▶ Direction
Every record should be copied exactly, except that pictures are to be omitted.

▶ Extracted entries
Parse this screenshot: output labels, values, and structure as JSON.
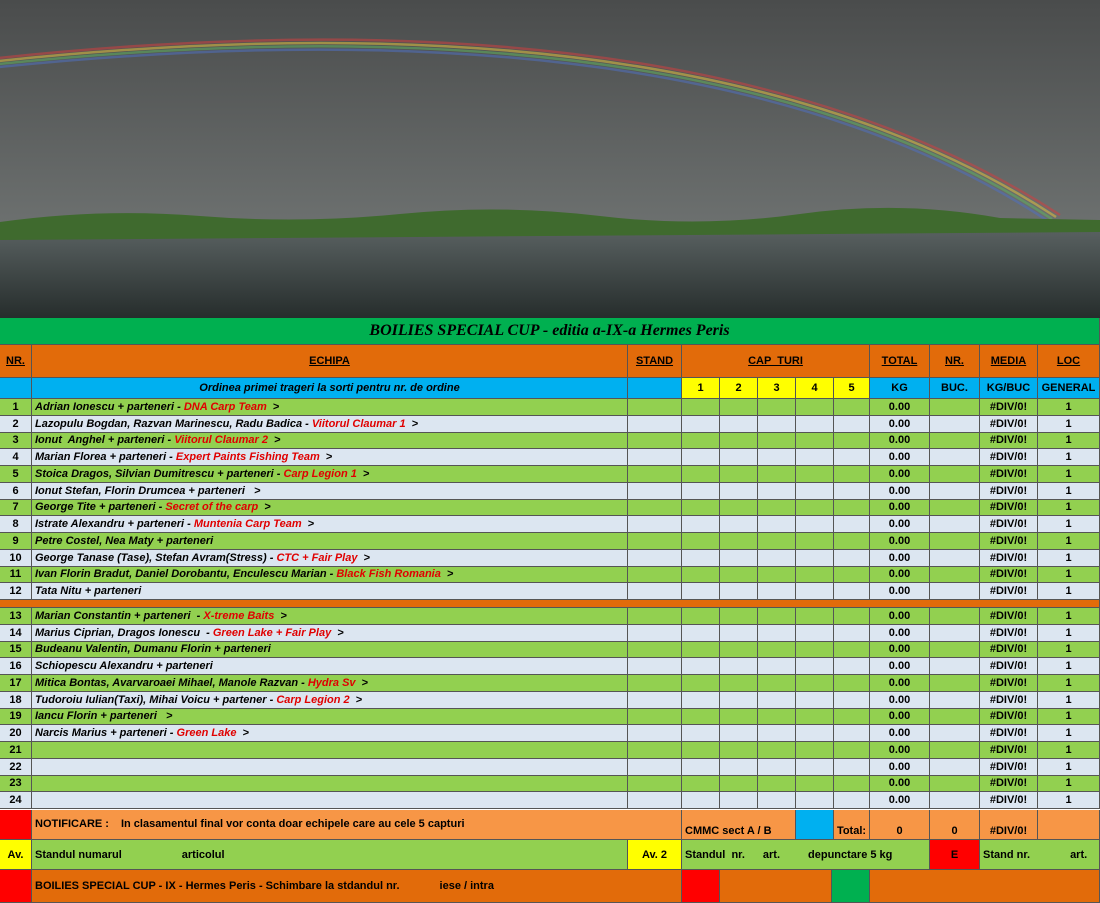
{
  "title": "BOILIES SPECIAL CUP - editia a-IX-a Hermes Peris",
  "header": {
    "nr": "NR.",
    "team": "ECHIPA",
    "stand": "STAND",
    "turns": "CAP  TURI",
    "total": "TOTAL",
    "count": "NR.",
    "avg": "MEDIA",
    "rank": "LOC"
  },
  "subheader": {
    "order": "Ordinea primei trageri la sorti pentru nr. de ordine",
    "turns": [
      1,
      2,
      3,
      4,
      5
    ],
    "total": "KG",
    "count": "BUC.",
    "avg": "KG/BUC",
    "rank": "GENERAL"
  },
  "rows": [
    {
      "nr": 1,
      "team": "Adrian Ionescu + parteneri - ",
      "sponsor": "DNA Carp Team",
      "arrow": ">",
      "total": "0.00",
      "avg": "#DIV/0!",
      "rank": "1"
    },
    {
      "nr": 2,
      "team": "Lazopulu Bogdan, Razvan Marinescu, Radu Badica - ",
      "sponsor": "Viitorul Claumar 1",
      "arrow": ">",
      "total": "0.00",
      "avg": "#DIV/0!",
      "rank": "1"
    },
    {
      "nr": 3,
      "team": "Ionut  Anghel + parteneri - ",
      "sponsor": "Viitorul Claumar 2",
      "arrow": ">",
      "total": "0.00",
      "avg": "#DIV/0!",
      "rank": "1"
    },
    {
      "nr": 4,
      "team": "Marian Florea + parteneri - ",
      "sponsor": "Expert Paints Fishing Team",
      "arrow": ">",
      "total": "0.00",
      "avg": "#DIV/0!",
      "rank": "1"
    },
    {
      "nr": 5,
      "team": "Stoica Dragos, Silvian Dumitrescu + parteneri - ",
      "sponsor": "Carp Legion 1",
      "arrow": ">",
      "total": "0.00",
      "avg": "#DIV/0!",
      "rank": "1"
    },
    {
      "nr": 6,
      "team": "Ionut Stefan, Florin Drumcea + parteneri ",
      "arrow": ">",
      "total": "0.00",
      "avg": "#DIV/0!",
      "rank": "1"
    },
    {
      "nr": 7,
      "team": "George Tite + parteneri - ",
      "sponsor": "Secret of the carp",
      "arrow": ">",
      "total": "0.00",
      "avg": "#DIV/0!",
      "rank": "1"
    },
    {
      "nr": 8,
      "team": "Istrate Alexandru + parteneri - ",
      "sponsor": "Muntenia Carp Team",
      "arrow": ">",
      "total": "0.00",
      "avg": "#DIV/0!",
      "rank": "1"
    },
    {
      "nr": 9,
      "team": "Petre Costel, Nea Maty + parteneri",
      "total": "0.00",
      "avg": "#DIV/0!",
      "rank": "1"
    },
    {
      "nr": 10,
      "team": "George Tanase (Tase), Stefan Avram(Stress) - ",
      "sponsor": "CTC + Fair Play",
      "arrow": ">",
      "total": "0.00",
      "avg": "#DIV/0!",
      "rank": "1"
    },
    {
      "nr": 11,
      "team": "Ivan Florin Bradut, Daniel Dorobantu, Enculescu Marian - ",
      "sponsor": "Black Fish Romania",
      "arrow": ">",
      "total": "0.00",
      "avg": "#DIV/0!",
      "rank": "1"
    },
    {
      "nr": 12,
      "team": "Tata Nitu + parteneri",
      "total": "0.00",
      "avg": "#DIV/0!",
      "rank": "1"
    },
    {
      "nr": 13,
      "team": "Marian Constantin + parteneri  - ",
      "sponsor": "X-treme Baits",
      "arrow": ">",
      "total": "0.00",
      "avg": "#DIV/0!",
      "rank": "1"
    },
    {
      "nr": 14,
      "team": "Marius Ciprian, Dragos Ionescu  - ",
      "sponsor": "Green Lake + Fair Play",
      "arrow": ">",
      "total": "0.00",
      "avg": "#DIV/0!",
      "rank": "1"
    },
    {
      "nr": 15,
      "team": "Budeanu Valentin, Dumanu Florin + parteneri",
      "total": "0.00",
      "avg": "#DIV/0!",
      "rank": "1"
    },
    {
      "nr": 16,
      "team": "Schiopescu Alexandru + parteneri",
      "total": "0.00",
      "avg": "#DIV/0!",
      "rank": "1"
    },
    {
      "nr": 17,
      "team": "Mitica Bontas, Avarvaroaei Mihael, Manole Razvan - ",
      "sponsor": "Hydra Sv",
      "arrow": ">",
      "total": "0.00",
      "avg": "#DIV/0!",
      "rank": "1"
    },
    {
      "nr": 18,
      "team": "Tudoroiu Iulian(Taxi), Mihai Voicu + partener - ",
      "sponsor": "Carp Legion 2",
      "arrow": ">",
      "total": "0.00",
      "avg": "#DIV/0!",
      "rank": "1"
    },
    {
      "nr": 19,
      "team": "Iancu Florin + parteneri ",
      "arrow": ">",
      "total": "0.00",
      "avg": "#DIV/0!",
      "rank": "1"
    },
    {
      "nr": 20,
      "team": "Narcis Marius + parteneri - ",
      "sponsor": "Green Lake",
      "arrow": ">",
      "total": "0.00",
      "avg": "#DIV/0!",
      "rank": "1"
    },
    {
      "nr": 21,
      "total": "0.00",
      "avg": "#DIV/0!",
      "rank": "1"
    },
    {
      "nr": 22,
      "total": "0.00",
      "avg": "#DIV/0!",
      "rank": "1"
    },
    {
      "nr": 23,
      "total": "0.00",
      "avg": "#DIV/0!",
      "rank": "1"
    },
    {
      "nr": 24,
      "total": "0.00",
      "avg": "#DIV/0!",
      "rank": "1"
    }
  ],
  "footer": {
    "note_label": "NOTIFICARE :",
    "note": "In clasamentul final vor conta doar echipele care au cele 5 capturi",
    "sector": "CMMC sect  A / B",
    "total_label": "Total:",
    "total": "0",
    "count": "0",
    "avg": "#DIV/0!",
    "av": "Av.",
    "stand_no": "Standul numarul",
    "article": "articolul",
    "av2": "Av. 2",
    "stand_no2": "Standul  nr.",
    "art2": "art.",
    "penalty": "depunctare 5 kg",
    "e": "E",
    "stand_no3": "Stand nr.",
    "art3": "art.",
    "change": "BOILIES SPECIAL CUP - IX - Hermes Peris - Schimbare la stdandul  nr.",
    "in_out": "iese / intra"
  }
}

▶ Solution to this problem
Parse this screenshot: output labels, values, and structure as JSON.
{
  "title": "BOILIES SPECIAL CUP - editia a-IX-a Hermes Peris",
  "header": {
    "nr": "NR.",
    "team": "ECHIPA",
    "stand": "STAND",
    "turns": "CAP  TURI",
    "total": "TOTAL",
    "count": "NR.",
    "avg": "MEDIA",
    "rank": "LOC"
  },
  "subheader": {
    "order": "Ordinea primei trageri la sorti pentru nr. de ordine",
    "turns": [
      1,
      2,
      3,
      4,
      5
    ],
    "total": "KG",
    "count": "BUC.",
    "avg": "KG/BUC",
    "rank": "GENERAL"
  },
  "rows": [
    {
      "nr": 1,
      "team": "Adrian Ionescu + parteneri - ",
      "sponsor": "DNA Carp Team",
      "arrow": ">",
      "total": "0.00",
      "avg": "#DIV/0!",
      "rank": "1"
    },
    {
      "nr": 2,
      "team": "Lazopulu Bogdan, Razvan Marinescu, Radu Badica - ",
      "sponsor": "Viitorul Claumar 1",
      "arrow": ">",
      "total": "0.00",
      "avg": "#DIV/0!",
      "rank": "1"
    },
    {
      "nr": 3,
      "team": "Ionut  Anghel + parteneri - ",
      "sponsor": "Viitorul Claumar 2",
      "arrow": ">",
      "total": "0.00",
      "avg": "#DIV/0!",
      "rank": "1"
    },
    {
      "nr": 4,
      "team": "Marian Florea + parteneri - ",
      "sponsor": "Expert Paints Fishing Team",
      "arrow": ">",
      "total": "0.00",
      "avg": "#DIV/0!",
      "rank": "1"
    },
    {
      "nr": 5,
      "team": "Stoica Dragos, Silvian Dumitrescu + parteneri - ",
      "sponsor": "Carp Legion 1",
      "arrow": ">",
      "total": "0.00",
      "avg": "#DIV/0!",
      "rank": "1"
    },
    {
      "nr": 6,
      "team": "Ionut Stefan, Florin Drumcea + parteneri ",
      "arrow": ">",
      "total": "0.00",
      "avg": "#DIV/0!",
      "rank": "1"
    },
    {
      "nr": 7,
      "team": "George Tite + parteneri - ",
      "sponsor": "Secret of the carp",
      "arrow": ">",
      "total": "0.00",
      "avg": "#DIV/0!",
      "rank": "1"
    },
    {
      "nr": 8,
      "team": "Istrate Alexandru + parteneri - ",
      "sponsor": "Muntenia Carp Team",
      "arrow": ">",
      "total": "0.00",
      "avg": "#DIV/0!",
      "rank": "1"
    },
    {
      "nr": 9,
      "team": "Petre Costel, Nea Maty + parteneri",
      "total": "0.00",
      "avg": "#DIV/0!",
      "rank": "1"
    },
    {
      "nr": 10,
      "team": "George Tanase (Tase), Stefan Avram(Stress) - ",
      "sponsor": "CTC + Fair Play",
      "arrow": ">",
      "total": "0.00",
      "avg": "#DIV/0!",
      "rank": "1"
    },
    {
      "nr": 11,
      "team": "Ivan Florin Bradut, Daniel Dorobantu, Enculescu Marian - ",
      "sponsor": "Black Fish Romania",
      "arrow": ">",
      "total": "0.00",
      "avg": "#DIV/0!",
      "rank": "1"
    },
    {
      "nr": 12,
      "team": "Tata Nitu + parteneri",
      "total": "0.00",
      "avg": "#DIV/0!",
      "rank": "1"
    },
    {
      "nr": 13,
      "team": "Marian Constantin + parteneri  - ",
      "sponsor": "X-treme Baits",
      "arrow": ">",
      "total": "0.00",
      "avg": "#DIV/0!",
      "rank": "1"
    },
    {
      "nr": 14,
      "team": "Marius Ciprian, Dragos Ionescu  - ",
      "sponsor": "Green Lake + Fair Play",
      "arrow": ">",
      "total": "0.00",
      "avg": "#DIV/0!",
      "rank": "1"
    },
    {
      "nr": 15,
      "team": "Budeanu Valentin, Dumanu Florin + parteneri",
      "total": "0.00",
      "avg": "#DIV/0!",
      "rank": "1"
    },
    {
      "nr": 16,
      "team": "Schiopescu Alexandru + parteneri",
      "total": "0.00",
      "avg": "#DIV/0!",
      "rank": "1"
    },
    {
      "nr": 17,
      "team": "Mitica Bontas, Avarvaroaei Mihael, Manole Razvan - ",
      "sponsor": "Hydra Sv",
      "arrow": ">",
      "total": "0.00",
      "avg": "#DIV/0!",
      "rank": "1"
    },
    {
      "nr": 18,
      "team": "Tudoroiu Iulian(Taxi), Mihai Voicu + partener - ",
      "sponsor": "Carp Legion 2",
      "arrow": ">",
      "total": "0.00",
      "avg": "#DIV/0!",
      "rank": "1"
    },
    {
      "nr": 19,
      "team": "Iancu Florin + parteneri ",
      "arrow": ">",
      "total": "0.00",
      "avg": "#DIV/0!",
      "rank": "1"
    },
    {
      "nr": 20,
      "team": "Narcis Marius + parteneri - ",
      "sponsor": "Green Lake",
      "arrow": ">",
      "total": "0.00",
      "avg": "#DIV/0!",
      "rank": "1"
    },
    {
      "nr": 21,
      "total": "0.00",
      "avg": "#DIV/0!",
      "rank": "1"
    },
    {
      "nr": 22,
      "total": "0.00",
      "avg": "#DIV/0!",
      "rank": "1"
    },
    {
      "nr": 23,
      "total": "0.00",
      "avg": "#DIV/0!",
      "rank": "1"
    },
    {
      "nr": 24,
      "total": "0.00",
      "avg": "#DIV/0!",
      "rank": "1"
    }
  ],
  "footer": {
    "note_label": "NOTIFICARE :",
    "note": "In clasamentul final vor conta doar echipele care au cele 5 capturi",
    "sector": "CMMC sect  A / B",
    "total_label": "Total:",
    "total": "0",
    "count": "0",
    "avg": "#DIV/0!",
    "av": "Av.",
    "stand_no": "Standul numarul",
    "article": "articolul",
    "av2": "Av. 2",
    "stand_no2": "Standul  nr.",
    "art2": "art.",
    "penalty": "depunctare 5 kg",
    "e": "E",
    "stand_no3": "Stand nr.",
    "art3": "art.",
    "change": "BOILIES SPECIAL CUP - IX - Hermes Peris - Schimbare la stdandul  nr.",
    "in_out": "iese / intra"
  }
}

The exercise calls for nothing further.